:: Brief ::
Please set down exactly the lines of the listing below from the line containing "Read all visible" through the line containing "Convert this chart", both lines included, leaving out all other lines.
-=-=-=-=-
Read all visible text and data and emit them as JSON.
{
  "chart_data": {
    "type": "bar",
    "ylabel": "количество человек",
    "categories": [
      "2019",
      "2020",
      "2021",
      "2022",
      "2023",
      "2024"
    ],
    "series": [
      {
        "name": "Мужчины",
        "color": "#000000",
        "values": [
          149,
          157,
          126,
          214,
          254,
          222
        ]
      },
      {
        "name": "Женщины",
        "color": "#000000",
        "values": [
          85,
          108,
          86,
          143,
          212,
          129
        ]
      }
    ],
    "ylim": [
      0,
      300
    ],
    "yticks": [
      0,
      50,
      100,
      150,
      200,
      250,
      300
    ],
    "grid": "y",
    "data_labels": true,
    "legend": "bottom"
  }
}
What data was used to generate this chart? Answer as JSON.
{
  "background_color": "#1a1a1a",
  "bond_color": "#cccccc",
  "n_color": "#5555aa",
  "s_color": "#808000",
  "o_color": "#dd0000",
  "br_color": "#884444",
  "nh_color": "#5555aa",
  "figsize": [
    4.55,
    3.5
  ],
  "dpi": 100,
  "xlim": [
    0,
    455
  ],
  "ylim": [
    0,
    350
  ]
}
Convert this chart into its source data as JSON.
-=-=-=-=-
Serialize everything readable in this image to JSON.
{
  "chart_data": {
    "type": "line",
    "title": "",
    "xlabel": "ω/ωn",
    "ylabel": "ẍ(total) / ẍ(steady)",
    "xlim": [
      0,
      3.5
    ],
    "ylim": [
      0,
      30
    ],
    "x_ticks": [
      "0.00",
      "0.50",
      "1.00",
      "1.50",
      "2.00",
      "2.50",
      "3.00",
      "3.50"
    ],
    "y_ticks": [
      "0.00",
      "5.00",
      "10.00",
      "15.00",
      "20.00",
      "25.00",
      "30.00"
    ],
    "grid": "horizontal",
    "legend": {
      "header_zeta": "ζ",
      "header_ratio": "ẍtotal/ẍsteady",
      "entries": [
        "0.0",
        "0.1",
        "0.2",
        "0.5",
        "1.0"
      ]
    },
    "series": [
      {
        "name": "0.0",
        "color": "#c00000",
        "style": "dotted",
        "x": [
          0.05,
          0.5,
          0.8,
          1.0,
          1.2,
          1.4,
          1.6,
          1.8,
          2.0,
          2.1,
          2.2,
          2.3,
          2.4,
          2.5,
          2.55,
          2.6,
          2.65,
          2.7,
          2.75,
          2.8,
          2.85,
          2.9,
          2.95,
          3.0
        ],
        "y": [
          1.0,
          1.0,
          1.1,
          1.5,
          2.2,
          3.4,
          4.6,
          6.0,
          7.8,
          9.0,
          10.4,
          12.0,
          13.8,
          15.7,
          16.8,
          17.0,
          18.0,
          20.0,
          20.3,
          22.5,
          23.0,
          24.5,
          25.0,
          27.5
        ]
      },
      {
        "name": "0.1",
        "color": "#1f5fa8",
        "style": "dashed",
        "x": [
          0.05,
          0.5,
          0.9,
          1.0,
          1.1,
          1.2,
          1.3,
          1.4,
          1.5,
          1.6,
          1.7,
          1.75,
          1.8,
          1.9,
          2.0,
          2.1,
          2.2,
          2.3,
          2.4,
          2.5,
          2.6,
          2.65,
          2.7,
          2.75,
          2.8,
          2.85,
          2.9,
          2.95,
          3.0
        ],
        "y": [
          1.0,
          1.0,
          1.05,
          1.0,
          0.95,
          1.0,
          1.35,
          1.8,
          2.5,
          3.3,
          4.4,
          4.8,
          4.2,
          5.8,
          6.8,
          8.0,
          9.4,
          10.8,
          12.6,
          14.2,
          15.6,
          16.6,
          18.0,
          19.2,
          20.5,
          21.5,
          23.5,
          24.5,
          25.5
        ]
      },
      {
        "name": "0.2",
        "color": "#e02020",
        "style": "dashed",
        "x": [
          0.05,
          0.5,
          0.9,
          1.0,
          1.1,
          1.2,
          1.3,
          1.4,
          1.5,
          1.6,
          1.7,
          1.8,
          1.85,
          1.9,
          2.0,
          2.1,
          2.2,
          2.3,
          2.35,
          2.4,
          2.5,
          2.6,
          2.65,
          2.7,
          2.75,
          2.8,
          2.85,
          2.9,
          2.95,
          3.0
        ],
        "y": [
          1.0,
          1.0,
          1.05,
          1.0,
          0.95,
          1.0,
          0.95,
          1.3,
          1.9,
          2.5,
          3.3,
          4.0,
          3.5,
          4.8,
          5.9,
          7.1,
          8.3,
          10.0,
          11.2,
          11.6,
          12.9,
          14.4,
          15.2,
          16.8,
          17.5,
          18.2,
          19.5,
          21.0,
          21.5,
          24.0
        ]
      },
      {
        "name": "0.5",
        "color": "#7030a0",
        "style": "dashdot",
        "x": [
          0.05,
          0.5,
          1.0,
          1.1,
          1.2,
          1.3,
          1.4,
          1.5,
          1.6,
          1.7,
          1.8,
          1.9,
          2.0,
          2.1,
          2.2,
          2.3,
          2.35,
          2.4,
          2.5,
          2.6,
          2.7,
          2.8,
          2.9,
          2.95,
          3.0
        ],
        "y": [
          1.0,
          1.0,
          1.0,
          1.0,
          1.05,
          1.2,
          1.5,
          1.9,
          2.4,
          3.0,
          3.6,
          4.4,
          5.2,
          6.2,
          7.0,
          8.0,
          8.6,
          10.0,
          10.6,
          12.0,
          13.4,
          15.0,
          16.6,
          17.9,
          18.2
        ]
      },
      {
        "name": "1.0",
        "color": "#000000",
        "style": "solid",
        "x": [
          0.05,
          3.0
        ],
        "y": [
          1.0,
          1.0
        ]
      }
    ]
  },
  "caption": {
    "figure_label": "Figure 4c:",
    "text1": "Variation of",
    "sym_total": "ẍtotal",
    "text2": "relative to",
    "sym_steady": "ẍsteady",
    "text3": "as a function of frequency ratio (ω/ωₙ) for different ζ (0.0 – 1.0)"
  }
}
-=-=-=-=-
:: In response ::
Read all visible text and data and emit them as JSON.
{
  "chart_data": {
    "type": "bar",
    "ylabel": "количество человек",
    "categories": [
      "2019",
      "2020",
      "2021",
      "2022",
      "2023",
      "2024"
    ],
    "series": [
      {
        "name": "Мужчины",
        "color": "#000000",
        "values": [
          149,
          157,
          126,
          214,
          254,
          222
        ]
      },
      {
        "name": "Женщины",
        "color": "#000000",
        "values": [
          85,
          108,
          86,
          143,
          212,
          129
        ]
      }
    ],
    "ylim": [
      0,
      300
    ],
    "yticks": [
      0,
      50,
      100,
      150,
      200,
      250,
      300
    ],
    "grid": "y",
    "data_labels": true,
    "legend": "bottom"
  }
}
What data was used to generate this chart? Answer as JSON.
{
  "background_color": "#1a1a1a",
  "bond_color": "#cccccc",
  "n_color": "#5555aa",
  "s_color": "#808000",
  "o_color": "#dd0000",
  "br_color": "#884444",
  "nh_color": "#5555aa",
  "figsize": [
    4.55,
    3.5
  ],
  "dpi": 100,
  "xlim": [
    0,
    455
  ],
  "ylim": [
    0,
    350
  ]
}
Convert this chart into its source data as JSON.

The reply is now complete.